→ **DO THIS**: Omit all pictures and give the records below again exactly as written.
--- start ---
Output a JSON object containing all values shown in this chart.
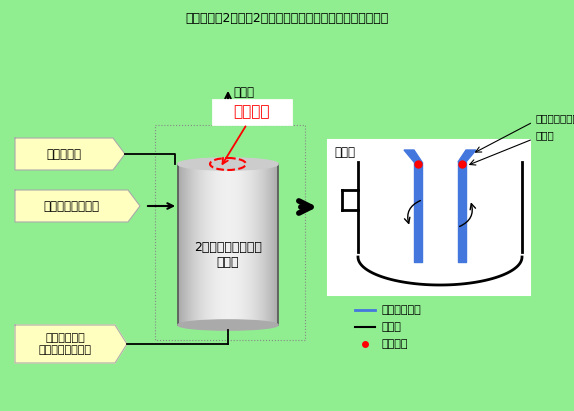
{
  "title": "伊方発電所2号機　2次系ブローダウンタンクまわり概略図",
  "bg_color": "#90EE90",
  "label_spray": "スプレイ水",
  "label_drain": "補助蒸気ドレン水",
  "label_turbine": "タービン建家\n非常用排水ピット",
  "label_atmosphere": "大気へ",
  "label_tank": "2次系ブローダウン\nタンク",
  "label_current": "当該箇所",
  "label_cross": "断面図",
  "label_nozzle": "スプレイノズル",
  "label_inner": "内筒部",
  "legend_stainless": "ステンレス鋼",
  "legend_carbon": "炭素鋼",
  "legend_corrosion": "腐食箇所"
}
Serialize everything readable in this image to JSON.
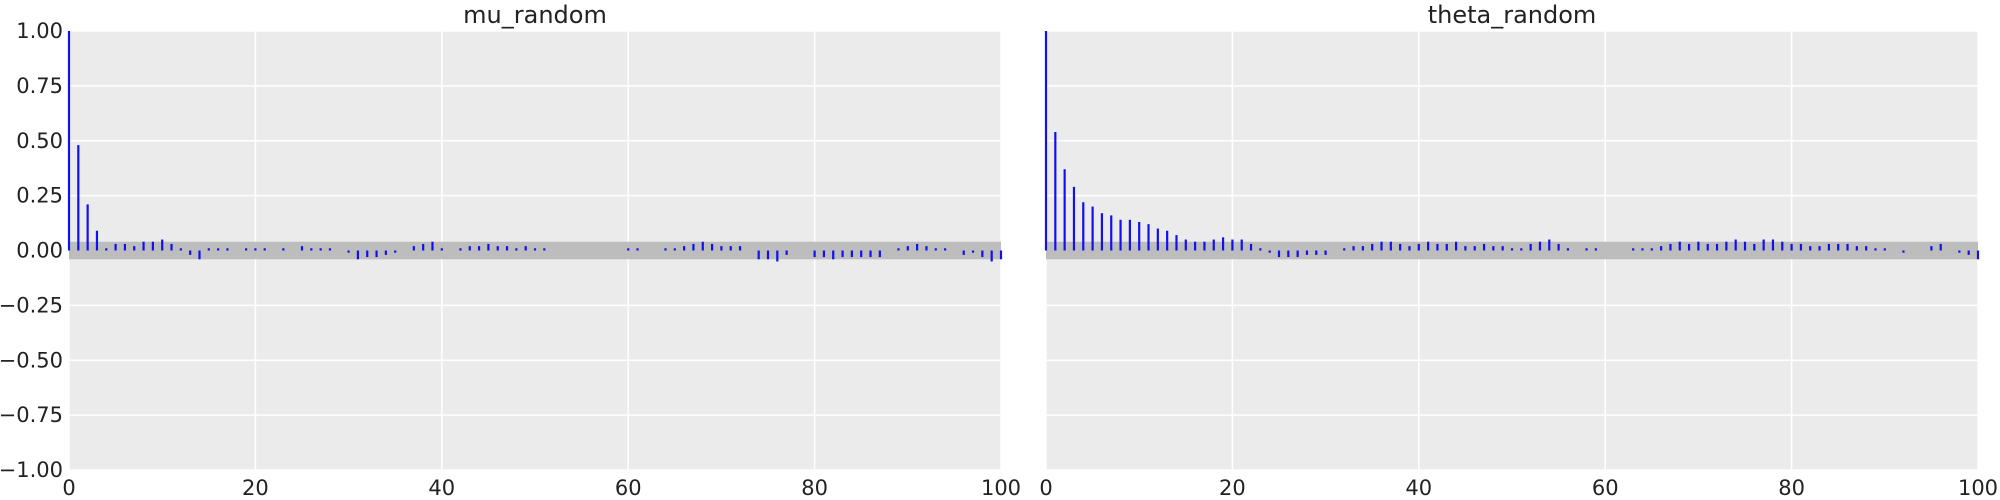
{
  "colors": {
    "stem": "#1010f0",
    "band": "#bdbdbd",
    "panel_background": "#ebebeb",
    "grid": "#ffffff",
    "text": "#222222"
  },
  "chart_data": [
    {
      "type": "bar",
      "title": "mu_random",
      "xlabel": "",
      "ylabel": "",
      "xlim": [
        0,
        100
      ],
      "ylim": [
        -1,
        1
      ],
      "x_ticks": [
        "0",
        "20",
        "40",
        "60",
        "80",
        "100"
      ],
      "y_ticks": [
        "1.00",
        "0.75",
        "0.50",
        "0.25",
        "0.00",
        "−0.25",
        "−0.50",
        "−0.75",
        "−1.00"
      ],
      "grid": true,
      "confidence_band": [
        -0.04,
        0.04
      ],
      "lags": "0-100",
      "values": [
        1.0,
        0.48,
        0.21,
        0.09,
        0.01,
        0.03,
        0.03,
        0.02,
        0.04,
        0.04,
        0.05,
        0.03,
        0.01,
        -0.02,
        -0.04,
        0.01,
        0.01,
        0.01,
        0.0,
        0.01,
        0.01,
        0.01,
        0.0,
        0.01,
        0.0,
        0.02,
        0.01,
        0.01,
        0.01,
        0.0,
        -0.01,
        -0.04,
        -0.03,
        -0.03,
        -0.02,
        -0.01,
        0.0,
        0.02,
        0.03,
        0.04,
        0.01,
        0.0,
        0.01,
        0.02,
        0.02,
        0.03,
        0.02,
        0.02,
        0.01,
        0.02,
        0.01,
        0.01,
        0.0,
        0.0,
        0.0,
        0.0,
        0.0,
        0.0,
        0.0,
        0.0,
        0.01,
        0.01,
        0.0,
        0.0,
        0.01,
        0.01,
        0.02,
        0.03,
        0.04,
        0.03,
        0.02,
        0.02,
        0.02,
        0.0,
        -0.04,
        -0.04,
        -0.05,
        -0.02,
        0.0,
        0.0,
        -0.03,
        -0.03,
        -0.04,
        -0.03,
        -0.03,
        -0.03,
        -0.03,
        -0.03,
        0.0,
        0.01,
        0.02,
        0.03,
        0.02,
        0.01,
        0.01,
        0.0,
        -0.02,
        -0.01,
        -0.03,
        -0.05,
        -0.04
      ]
    },
    {
      "type": "bar",
      "title": "theta_random",
      "xlabel": "",
      "ylabel": "",
      "xlim": [
        0,
        100
      ],
      "ylim": [
        -1,
        1
      ],
      "x_ticks": [
        "0",
        "20",
        "40",
        "60",
        "80",
        "100"
      ],
      "y_ticks": [],
      "grid": true,
      "confidence_band": [
        -0.04,
        0.04
      ],
      "lags": "0-100",
      "values": [
        1.0,
        0.54,
        0.37,
        0.29,
        0.22,
        0.2,
        0.17,
        0.16,
        0.14,
        0.14,
        0.13,
        0.12,
        0.1,
        0.09,
        0.07,
        0.05,
        0.04,
        0.04,
        0.05,
        0.06,
        0.05,
        0.05,
        0.03,
        0.01,
        -0.01,
        -0.03,
        -0.03,
        -0.03,
        -0.02,
        -0.02,
        -0.02,
        0.0,
        0.01,
        0.02,
        0.02,
        0.03,
        0.04,
        0.04,
        0.03,
        0.02,
        0.03,
        0.04,
        0.03,
        0.03,
        0.04,
        0.02,
        0.02,
        0.03,
        0.02,
        0.02,
        0.01,
        0.01,
        0.03,
        0.04,
        0.05,
        0.03,
        0.01,
        0.0,
        0.01,
        0.01,
        0.0,
        0.0,
        0.0,
        0.01,
        0.01,
        0.01,
        0.02,
        0.03,
        0.04,
        0.03,
        0.04,
        0.03,
        0.03,
        0.04,
        0.05,
        0.04,
        0.03,
        0.05,
        0.05,
        0.04,
        0.03,
        0.03,
        0.02,
        0.02,
        0.03,
        0.03,
        0.03,
        0.02,
        0.02,
        0.01,
        0.01,
        0.0,
        -0.01,
        0.0,
        0.0,
        0.02,
        0.03,
        0.0,
        -0.01,
        -0.02,
        -0.04
      ]
    }
  ]
}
--- end ---
→ **SOLVED PROBLEM**:
Output a JSON object containing all values shown in this chart.
{
  "title": "伊方発電所2号機　2次系ブローダウンタンクまわり概略図",
  "bg_color": "#90EE90",
  "label_spray": "スプレイ水",
  "label_drain": "補助蒸気ドレン水",
  "label_turbine": "タービン建家\n非常用排水ピット",
  "label_atmosphere": "大気へ",
  "label_tank": "2次系ブローダウン\nタンク",
  "label_current": "当該箇所",
  "label_cross": "断面図",
  "label_nozzle": "スプレイノズル",
  "label_inner": "内筒部",
  "legend_stainless": "ステンレス鋼",
  "legend_carbon": "炭素鋼",
  "legend_corrosion": "腐食箇所"
}
Serialize everything readable in this image to JSON.
{
  "colors": {
    "stem": "#1010f0",
    "band": "#bdbdbd",
    "panel_background": "#ebebeb",
    "grid": "#ffffff",
    "text": "#222222"
  },
  "chart_data": [
    {
      "type": "bar",
      "title": "mu_random",
      "xlabel": "",
      "ylabel": "",
      "xlim": [
        0,
        100
      ],
      "ylim": [
        -1,
        1
      ],
      "x_ticks": [
        "0",
        "20",
        "40",
        "60",
        "80",
        "100"
      ],
      "y_ticks": [
        "1.00",
        "0.75",
        "0.50",
        "0.25",
        "0.00",
        "−0.25",
        "−0.50",
        "−0.75",
        "−1.00"
      ],
      "grid": true,
      "confidence_band": [
        -0.04,
        0.04
      ],
      "lags": "0-100",
      "values": [
        1.0,
        0.48,
        0.21,
        0.09,
        0.01,
        0.03,
        0.03,
        0.02,
        0.04,
        0.04,
        0.05,
        0.03,
        0.01,
        -0.02,
        -0.04,
        0.01,
        0.01,
        0.01,
        0.0,
        0.01,
        0.01,
        0.01,
        0.0,
        0.01,
        0.0,
        0.02,
        0.01,
        0.01,
        0.01,
        0.0,
        -0.01,
        -0.04,
        -0.03,
        -0.03,
        -0.02,
        -0.01,
        0.0,
        0.02,
        0.03,
        0.04,
        0.01,
        0.0,
        0.01,
        0.02,
        0.02,
        0.03,
        0.02,
        0.02,
        0.01,
        0.02,
        0.01,
        0.01,
        0.0,
        0.0,
        0.0,
        0.0,
        0.0,
        0.0,
        0.0,
        0.0,
        0.01,
        0.01,
        0.0,
        0.0,
        0.01,
        0.01,
        0.02,
        0.03,
        0.04,
        0.03,
        0.02,
        0.02,
        0.02,
        0.0,
        -0.04,
        -0.04,
        -0.05,
        -0.02,
        0.0,
        0.0,
        -0.03,
        -0.03,
        -0.04,
        -0.03,
        -0.03,
        -0.03,
        -0.03,
        -0.03,
        0.0,
        0.01,
        0.02,
        0.03,
        0.02,
        0.01,
        0.01,
        0.0,
        -0.02,
        -0.01,
        -0.03,
        -0.05,
        -0.04
      ]
    },
    {
      "type": "bar",
      "title": "theta_random",
      "xlabel": "",
      "ylabel": "",
      "xlim": [
        0,
        100
      ],
      "ylim": [
        -1,
        1
      ],
      "x_ticks": [
        "0",
        "20",
        "40",
        "60",
        "80",
        "100"
      ],
      "y_ticks": [],
      "grid": true,
      "confidence_band": [
        -0.04,
        0.04
      ],
      "lags": "0-100",
      "values": [
        1.0,
        0.54,
        0.37,
        0.29,
        0.22,
        0.2,
        0.17,
        0.16,
        0.14,
        0.14,
        0.13,
        0.12,
        0.1,
        0.09,
        0.07,
        0.05,
        0.04,
        0.04,
        0.05,
        0.06,
        0.05,
        0.05,
        0.03,
        0.01,
        -0.01,
        -0.03,
        -0.03,
        -0.03,
        -0.02,
        -0.02,
        -0.02,
        0.0,
        0.01,
        0.02,
        0.02,
        0.03,
        0.04,
        0.04,
        0.03,
        0.02,
        0.03,
        0.04,
        0.03,
        0.03,
        0.04,
        0.02,
        0.02,
        0.03,
        0.02,
        0.02,
        0.01,
        0.01,
        0.03,
        0.04,
        0.05,
        0.03,
        0.01,
        0.0,
        0.01,
        0.01,
        0.0,
        0.0,
        0.0,
        0.01,
        0.01,
        0.01,
        0.02,
        0.03,
        0.04,
        0.03,
        0.04,
        0.03,
        0.03,
        0.04,
        0.05,
        0.04,
        0.03,
        0.05,
        0.05,
        0.04,
        0.03,
        0.03,
        0.02,
        0.02,
        0.03,
        0.03,
        0.03,
        0.02,
        0.02,
        0.01,
        0.01,
        0.0,
        -0.01,
        0.0,
        0.0,
        0.02,
        0.03,
        0.0,
        -0.01,
        -0.02,
        -0.04
      ]
    }
  ]
}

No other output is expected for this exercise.